> **Provided records**:

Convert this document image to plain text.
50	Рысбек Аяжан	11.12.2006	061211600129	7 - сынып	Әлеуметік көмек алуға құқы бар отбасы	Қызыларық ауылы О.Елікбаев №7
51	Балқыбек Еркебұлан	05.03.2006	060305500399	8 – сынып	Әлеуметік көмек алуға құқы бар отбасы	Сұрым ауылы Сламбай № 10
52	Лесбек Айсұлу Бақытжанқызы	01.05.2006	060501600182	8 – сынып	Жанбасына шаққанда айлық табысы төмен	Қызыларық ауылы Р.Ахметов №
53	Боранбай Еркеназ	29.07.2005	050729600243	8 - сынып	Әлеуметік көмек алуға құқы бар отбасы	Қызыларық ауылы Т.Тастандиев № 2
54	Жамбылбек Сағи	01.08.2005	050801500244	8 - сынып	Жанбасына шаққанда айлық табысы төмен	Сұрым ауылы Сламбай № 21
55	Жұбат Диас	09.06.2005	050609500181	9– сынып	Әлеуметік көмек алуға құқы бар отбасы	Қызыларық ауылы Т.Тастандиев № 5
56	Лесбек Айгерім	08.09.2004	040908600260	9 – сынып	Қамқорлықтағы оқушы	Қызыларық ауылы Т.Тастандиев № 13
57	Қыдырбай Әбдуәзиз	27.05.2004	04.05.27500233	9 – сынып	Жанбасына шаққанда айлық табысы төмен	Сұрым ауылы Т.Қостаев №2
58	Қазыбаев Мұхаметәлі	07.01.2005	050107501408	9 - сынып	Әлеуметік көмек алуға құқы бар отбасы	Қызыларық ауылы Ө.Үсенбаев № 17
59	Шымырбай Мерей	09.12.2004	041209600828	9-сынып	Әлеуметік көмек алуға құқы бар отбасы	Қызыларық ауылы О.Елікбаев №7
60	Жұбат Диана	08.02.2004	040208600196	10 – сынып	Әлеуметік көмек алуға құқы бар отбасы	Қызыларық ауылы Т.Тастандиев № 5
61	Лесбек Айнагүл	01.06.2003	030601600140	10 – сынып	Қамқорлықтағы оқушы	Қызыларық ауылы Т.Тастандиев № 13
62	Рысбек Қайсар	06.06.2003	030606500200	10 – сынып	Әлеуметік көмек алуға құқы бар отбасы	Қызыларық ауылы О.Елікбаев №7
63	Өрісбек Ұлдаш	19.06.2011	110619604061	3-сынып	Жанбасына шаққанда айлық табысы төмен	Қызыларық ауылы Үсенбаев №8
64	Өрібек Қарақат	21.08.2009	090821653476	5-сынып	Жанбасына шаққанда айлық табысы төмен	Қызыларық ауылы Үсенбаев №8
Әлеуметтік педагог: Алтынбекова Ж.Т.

> **Goal**:
Every entry must be quoted exactly as it appears above.

> **Problem solution**:
Convert this document image to plain text.
50	Рысбек Аяжан	11.12.2006	061211600129	7 - сынып	Әлеуметік көмек алуға құқы бар отбасы	Қызыларық ауылы О.Елікбаев №7
51	Балқыбек Еркебұлан	05.03.2006	060305500399	8 – сынып	Әлеуметік көмек алуға құқы бар отбасы	Сұрым ауылы Сламбай № 10
52	Лесбек Айсұлу Бақытжанқызы	01.05.2006	060501600182	8 – сынып	Жанбасына шаққанда айлық табысы төмен	Қызыларық ауылы Р.Ахметов №
53	Боранбай Еркеназ	29.07.2005	050729600243	8 - сынып	Әлеуметік көмек алуға құқы бар отбасы	Қызыларық ауылы Т.Тастандиев № 2
54	Жамбылбек Сағи	01.08.2005	050801500244	8 - сынып	Жанбасына шаққанда айлық табысы төмен	Сұрым ауылы Сламбай № 21
55	Жұбат Диас	09.06.2005	050609500181	9– сынып	Әлеуметік көмек алуға құқы бар отбасы	Қызыларық ауылы Т.Тастандиев № 5
56	Лесбек Айгерім	08.09.2004	040908600260	9 – сынып	Қамқорлықтағы оқушы	Қызыларық ауылы Т.Тастандиев № 13
57	Қыдырбай Әбдуәзиз	27.05.2004	04.05.27500233	9 – сынып	Жанбасына шаққанда айлық табысы төмен	Сұрым ауылы Т.Қостаев №2
58	Қазыбаев Мұхаметәлі	07.01.2005	050107501408	9 - сынып	Әлеуметік көмек алуға құқы бар отбасы	Қызыларық ауылы Ө.Үсенбаев № 17
59	Шымырбай Мерей	09.12.2004	041209600828	9-сынып	Әлеуметік көмек алуға құқы бар отбасы	Қызыларық ауылы О.Елікбаев №7
60	Жұбат Диана	08.02.2004	040208600196	10 – сынып	Әлеуметік көмек алуға құқы бар отбасы	Қызыларық ауылы Т.Тастандиев № 5
61	Лесбек Айнагүл	01.06.2003	030601600140	10 – сынып	Қамқорлықтағы оқушы	Қызыларық ауылы Т.Тастандиев № 13
62	Рысбек Қайсар	06.06.2003	030606500200	10 – сынып	Әлеуметік көмек алуға құқы бар отбасы	Қызыларық ауылы О.Елікбаев №7
63	Өрісбек Ұлдаш	19.06.2011	110619604061	3-сынып	Жанбасына шаққанда айлық табысы төмен	Қызыларық ауылы Үсенбаев №8
64	Өрібек Қарақат	21.08.2009	090821653476	5-сынып	Жанбасына шаққанда айлық табысы төмен	Қызыларық ауылы Үсенбаев №8
Әлеуметтік педагог: Алтынбекова Ж.Т.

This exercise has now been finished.